■ **PROVIDED DATA**:
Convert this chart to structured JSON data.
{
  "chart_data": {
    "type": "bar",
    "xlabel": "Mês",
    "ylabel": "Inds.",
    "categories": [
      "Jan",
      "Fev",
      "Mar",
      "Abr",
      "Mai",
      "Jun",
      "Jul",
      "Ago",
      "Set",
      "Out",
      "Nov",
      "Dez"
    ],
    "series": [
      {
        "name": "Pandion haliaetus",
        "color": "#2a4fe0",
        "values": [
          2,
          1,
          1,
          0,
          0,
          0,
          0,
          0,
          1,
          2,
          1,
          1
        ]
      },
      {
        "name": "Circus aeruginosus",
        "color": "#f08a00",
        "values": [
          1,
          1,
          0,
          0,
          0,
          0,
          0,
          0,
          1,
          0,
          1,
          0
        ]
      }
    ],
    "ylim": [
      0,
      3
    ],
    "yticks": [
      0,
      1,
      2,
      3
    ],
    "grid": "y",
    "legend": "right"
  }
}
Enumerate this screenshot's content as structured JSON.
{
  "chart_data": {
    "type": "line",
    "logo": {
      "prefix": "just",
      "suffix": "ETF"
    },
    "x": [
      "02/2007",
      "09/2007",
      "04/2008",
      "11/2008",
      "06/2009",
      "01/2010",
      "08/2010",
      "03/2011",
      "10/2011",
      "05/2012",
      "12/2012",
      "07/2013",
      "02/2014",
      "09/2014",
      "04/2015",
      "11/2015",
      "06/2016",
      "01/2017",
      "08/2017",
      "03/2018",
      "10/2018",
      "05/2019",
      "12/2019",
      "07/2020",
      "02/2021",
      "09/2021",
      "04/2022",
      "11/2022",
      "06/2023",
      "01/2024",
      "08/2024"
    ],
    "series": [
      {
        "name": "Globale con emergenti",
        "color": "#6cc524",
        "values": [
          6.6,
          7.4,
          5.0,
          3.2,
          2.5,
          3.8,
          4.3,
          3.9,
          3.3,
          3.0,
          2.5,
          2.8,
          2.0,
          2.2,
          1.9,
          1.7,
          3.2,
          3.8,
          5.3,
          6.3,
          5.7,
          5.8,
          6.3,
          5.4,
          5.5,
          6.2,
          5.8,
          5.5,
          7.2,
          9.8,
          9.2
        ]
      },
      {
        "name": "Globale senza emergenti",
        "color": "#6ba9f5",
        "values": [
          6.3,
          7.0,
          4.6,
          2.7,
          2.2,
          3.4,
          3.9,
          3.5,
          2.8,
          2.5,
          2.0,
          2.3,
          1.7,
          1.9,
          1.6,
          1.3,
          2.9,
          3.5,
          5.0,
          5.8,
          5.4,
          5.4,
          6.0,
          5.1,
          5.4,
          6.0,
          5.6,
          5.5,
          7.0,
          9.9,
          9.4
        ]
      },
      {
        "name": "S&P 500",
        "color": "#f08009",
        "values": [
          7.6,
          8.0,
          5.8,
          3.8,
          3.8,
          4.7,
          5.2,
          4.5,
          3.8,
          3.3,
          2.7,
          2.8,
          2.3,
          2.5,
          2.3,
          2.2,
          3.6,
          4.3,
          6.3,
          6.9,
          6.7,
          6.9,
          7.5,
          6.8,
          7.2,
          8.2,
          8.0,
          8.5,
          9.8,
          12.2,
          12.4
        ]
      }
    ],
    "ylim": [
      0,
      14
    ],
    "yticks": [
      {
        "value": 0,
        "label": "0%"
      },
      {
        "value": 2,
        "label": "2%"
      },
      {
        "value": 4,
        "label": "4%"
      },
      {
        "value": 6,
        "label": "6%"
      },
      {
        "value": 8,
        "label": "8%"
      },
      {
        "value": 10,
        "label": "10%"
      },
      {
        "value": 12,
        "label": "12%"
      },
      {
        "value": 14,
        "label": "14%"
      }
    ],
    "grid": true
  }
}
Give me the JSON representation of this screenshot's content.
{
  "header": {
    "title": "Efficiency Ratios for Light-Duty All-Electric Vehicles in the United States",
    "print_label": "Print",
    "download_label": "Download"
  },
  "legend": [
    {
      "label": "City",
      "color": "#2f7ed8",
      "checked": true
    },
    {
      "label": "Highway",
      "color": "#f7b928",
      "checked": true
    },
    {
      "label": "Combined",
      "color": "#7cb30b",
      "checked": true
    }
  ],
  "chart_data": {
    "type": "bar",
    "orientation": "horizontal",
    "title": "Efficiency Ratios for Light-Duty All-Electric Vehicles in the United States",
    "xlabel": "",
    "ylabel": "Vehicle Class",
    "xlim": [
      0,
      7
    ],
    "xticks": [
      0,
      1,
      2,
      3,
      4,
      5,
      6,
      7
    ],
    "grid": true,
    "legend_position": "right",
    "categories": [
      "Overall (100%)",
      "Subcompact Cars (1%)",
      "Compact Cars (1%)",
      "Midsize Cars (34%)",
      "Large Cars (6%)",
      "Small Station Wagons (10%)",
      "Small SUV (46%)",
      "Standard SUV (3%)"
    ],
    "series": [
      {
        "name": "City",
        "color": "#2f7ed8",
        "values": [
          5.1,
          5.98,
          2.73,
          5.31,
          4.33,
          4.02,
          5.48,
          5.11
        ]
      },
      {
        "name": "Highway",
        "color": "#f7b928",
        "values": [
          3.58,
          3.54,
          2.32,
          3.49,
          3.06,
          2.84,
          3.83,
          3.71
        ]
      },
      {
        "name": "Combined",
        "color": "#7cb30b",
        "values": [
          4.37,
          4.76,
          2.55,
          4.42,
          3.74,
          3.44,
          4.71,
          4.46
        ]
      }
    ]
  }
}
--
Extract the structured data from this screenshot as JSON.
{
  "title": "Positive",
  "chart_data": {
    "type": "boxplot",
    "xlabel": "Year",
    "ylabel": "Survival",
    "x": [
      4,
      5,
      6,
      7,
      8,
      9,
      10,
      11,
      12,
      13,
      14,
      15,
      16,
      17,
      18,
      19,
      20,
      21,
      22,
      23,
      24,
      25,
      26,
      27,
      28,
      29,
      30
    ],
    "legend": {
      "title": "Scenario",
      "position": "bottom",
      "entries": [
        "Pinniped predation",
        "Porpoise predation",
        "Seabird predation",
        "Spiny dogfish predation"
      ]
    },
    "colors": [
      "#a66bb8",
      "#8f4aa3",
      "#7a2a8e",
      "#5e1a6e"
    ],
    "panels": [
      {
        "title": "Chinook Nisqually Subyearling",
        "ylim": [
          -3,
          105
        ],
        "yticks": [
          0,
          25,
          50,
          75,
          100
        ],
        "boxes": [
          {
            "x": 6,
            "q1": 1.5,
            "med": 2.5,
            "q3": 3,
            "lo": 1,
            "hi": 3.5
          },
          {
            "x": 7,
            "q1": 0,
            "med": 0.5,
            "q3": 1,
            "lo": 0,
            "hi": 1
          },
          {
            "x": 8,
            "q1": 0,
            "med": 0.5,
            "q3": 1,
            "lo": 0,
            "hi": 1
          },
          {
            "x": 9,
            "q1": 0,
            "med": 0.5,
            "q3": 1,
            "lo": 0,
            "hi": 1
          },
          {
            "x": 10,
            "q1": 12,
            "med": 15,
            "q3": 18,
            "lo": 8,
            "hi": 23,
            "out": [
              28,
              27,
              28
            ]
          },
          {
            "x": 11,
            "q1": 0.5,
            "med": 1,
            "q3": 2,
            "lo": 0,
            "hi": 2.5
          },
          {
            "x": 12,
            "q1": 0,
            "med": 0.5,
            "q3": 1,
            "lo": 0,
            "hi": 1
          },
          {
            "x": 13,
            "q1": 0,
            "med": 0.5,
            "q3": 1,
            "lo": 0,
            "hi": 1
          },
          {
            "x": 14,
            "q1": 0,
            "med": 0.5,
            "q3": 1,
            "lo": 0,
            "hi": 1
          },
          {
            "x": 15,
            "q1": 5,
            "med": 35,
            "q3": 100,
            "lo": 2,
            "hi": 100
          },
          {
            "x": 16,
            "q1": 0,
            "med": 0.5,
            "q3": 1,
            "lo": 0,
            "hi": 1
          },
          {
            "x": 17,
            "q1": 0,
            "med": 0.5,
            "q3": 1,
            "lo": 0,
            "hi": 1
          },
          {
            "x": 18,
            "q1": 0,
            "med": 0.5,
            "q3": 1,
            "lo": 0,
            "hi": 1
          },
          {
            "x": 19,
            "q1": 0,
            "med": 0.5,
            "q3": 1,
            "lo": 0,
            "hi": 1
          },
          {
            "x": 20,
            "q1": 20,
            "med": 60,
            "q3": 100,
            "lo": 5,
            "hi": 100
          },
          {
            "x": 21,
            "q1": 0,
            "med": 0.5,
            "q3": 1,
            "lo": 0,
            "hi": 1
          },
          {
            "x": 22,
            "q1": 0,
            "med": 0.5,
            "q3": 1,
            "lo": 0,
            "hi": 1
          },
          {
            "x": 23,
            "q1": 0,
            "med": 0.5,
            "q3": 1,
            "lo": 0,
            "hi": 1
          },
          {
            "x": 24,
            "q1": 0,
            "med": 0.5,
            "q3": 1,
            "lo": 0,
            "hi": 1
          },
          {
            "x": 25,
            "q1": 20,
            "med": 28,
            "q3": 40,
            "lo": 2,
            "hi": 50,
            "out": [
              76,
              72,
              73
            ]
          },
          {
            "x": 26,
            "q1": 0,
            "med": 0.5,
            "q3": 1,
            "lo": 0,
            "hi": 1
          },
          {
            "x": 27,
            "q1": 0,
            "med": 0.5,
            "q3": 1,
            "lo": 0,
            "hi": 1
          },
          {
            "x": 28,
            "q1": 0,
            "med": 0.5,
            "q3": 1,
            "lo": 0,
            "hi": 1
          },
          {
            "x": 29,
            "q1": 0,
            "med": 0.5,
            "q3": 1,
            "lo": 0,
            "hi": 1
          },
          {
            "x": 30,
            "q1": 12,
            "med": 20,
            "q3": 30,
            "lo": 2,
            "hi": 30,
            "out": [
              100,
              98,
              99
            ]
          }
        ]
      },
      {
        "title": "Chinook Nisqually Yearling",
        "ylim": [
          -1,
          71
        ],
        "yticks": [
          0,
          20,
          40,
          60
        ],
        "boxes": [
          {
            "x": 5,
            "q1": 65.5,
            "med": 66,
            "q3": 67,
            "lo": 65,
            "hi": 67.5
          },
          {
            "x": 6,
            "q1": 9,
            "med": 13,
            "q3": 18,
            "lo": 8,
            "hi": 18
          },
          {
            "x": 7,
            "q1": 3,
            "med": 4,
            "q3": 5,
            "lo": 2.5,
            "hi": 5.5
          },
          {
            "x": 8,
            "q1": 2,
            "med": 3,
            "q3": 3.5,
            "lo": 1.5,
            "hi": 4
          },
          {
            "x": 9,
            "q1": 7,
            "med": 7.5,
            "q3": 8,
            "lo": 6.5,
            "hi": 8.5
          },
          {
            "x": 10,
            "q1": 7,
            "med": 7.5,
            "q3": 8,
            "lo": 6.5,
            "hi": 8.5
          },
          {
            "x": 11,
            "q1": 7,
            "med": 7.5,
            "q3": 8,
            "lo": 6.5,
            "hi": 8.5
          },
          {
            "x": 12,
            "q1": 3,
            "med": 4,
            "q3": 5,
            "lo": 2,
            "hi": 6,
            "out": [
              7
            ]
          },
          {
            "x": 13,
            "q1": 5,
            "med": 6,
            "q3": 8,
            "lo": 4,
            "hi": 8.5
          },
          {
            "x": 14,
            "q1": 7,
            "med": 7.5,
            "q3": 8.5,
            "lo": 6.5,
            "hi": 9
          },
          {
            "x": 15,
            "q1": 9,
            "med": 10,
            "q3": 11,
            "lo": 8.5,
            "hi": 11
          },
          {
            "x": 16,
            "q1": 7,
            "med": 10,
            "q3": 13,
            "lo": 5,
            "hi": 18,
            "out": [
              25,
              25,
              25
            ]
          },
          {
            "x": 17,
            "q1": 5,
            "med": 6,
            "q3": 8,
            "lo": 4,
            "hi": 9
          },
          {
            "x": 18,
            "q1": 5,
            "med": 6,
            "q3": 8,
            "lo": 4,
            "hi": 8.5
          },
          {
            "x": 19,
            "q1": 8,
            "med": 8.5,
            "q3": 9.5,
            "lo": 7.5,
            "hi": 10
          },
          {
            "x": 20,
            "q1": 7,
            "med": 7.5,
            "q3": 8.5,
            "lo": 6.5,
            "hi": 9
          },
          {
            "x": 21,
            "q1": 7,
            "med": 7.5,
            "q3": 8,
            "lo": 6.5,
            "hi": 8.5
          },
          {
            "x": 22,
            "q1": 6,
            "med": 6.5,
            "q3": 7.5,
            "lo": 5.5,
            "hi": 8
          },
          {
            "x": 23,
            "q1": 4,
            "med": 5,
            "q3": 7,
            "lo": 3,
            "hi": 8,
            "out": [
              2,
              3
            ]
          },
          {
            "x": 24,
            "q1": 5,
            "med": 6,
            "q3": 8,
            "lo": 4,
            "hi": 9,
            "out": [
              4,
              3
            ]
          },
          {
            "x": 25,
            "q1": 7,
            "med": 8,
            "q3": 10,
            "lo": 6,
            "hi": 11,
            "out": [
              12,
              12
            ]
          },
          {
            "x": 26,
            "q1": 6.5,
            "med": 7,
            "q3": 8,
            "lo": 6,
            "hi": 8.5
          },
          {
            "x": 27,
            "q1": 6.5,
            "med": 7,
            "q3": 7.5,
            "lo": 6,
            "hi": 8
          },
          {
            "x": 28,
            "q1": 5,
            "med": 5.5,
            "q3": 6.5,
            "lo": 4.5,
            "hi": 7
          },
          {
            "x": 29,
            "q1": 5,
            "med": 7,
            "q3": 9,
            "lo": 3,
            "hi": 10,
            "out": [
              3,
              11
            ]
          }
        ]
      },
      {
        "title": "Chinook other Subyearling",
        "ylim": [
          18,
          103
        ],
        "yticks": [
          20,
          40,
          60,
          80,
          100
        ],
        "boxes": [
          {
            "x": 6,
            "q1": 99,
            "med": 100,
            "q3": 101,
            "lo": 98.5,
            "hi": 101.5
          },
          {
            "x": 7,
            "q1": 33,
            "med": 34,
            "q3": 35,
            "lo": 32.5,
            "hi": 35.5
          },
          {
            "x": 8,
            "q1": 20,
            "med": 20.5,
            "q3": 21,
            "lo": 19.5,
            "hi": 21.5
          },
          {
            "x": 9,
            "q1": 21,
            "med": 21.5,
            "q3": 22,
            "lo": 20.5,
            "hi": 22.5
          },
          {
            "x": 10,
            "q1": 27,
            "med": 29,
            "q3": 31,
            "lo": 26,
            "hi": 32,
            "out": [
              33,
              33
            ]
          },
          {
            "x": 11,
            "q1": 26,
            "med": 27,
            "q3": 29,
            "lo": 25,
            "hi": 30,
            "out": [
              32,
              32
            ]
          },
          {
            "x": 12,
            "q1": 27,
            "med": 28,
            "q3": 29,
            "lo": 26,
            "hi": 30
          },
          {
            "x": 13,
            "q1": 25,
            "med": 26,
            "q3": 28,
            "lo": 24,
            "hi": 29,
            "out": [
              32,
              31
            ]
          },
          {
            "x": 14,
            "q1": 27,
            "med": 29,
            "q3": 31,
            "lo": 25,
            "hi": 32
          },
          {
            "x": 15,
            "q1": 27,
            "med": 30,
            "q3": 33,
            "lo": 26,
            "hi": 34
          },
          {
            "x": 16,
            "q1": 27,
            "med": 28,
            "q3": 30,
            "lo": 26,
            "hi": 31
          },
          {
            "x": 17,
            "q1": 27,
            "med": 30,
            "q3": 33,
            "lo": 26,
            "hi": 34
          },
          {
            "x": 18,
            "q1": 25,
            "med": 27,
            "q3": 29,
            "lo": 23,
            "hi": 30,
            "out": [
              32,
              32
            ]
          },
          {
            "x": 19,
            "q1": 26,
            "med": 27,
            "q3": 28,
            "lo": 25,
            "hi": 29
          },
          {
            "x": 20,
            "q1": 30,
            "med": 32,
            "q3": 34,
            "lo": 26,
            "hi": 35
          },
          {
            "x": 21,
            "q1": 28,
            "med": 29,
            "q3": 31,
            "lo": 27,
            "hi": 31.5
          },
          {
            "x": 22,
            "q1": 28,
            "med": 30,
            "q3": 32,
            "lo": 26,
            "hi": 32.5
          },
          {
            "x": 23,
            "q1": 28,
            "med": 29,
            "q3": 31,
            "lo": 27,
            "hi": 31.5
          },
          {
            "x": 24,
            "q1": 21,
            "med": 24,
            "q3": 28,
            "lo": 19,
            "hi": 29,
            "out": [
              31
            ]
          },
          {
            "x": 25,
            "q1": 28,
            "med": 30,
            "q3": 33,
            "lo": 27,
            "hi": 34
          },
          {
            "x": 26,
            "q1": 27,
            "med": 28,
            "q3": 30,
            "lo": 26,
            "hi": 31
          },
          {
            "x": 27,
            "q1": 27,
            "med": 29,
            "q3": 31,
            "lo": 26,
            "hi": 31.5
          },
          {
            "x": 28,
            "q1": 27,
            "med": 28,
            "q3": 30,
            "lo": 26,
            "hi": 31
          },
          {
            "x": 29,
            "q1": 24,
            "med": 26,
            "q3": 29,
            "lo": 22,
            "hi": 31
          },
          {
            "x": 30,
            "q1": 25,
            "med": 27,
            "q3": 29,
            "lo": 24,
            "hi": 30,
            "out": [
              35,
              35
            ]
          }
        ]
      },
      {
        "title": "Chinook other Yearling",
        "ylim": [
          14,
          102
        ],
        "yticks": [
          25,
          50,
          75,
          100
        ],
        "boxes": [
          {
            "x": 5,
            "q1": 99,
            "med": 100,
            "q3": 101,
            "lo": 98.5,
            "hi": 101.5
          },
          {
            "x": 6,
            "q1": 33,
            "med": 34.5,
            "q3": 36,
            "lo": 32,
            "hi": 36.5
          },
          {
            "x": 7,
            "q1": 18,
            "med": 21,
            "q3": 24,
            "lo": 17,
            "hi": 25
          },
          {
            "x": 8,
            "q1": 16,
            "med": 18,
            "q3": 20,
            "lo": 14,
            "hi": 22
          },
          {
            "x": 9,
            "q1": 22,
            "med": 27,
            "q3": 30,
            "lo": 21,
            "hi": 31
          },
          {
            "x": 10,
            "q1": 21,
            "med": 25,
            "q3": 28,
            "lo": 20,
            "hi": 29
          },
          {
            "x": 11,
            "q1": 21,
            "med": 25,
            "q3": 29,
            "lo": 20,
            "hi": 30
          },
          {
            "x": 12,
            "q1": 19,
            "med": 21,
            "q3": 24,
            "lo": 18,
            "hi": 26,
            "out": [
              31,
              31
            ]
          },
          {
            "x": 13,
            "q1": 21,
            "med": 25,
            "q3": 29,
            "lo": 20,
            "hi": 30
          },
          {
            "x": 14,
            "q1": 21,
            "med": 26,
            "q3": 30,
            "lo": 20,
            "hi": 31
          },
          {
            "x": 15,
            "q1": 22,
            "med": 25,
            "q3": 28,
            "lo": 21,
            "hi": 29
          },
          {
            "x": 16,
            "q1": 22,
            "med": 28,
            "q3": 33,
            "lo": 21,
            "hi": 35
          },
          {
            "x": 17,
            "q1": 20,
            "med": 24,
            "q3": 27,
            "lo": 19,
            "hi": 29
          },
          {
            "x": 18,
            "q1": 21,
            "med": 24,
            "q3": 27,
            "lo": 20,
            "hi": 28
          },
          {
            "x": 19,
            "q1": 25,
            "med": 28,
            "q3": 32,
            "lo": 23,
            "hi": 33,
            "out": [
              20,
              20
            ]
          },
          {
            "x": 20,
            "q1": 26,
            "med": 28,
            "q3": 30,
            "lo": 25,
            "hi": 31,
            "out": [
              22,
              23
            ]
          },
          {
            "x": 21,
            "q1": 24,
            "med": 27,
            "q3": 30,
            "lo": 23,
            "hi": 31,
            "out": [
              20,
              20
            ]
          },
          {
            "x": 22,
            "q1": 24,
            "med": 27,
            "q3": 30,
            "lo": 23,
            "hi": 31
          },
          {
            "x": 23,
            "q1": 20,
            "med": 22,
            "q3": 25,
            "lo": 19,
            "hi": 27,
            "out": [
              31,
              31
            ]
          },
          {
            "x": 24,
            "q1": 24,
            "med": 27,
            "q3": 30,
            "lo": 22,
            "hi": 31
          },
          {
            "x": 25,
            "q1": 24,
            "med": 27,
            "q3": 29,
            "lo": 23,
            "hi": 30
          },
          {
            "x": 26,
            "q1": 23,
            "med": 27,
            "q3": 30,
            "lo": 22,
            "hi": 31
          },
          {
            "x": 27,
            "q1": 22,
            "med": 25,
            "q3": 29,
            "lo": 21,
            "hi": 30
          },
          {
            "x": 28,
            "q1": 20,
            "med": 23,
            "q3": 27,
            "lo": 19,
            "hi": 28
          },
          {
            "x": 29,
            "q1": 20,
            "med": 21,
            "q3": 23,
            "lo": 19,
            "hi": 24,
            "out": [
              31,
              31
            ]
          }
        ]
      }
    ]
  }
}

■ **YOUR INSTRUCTIONS**:
Gather all lines where the word "right" appears.

■ **TASK SOLUTION**:
    "legend": "right"
    "legend_position": "right",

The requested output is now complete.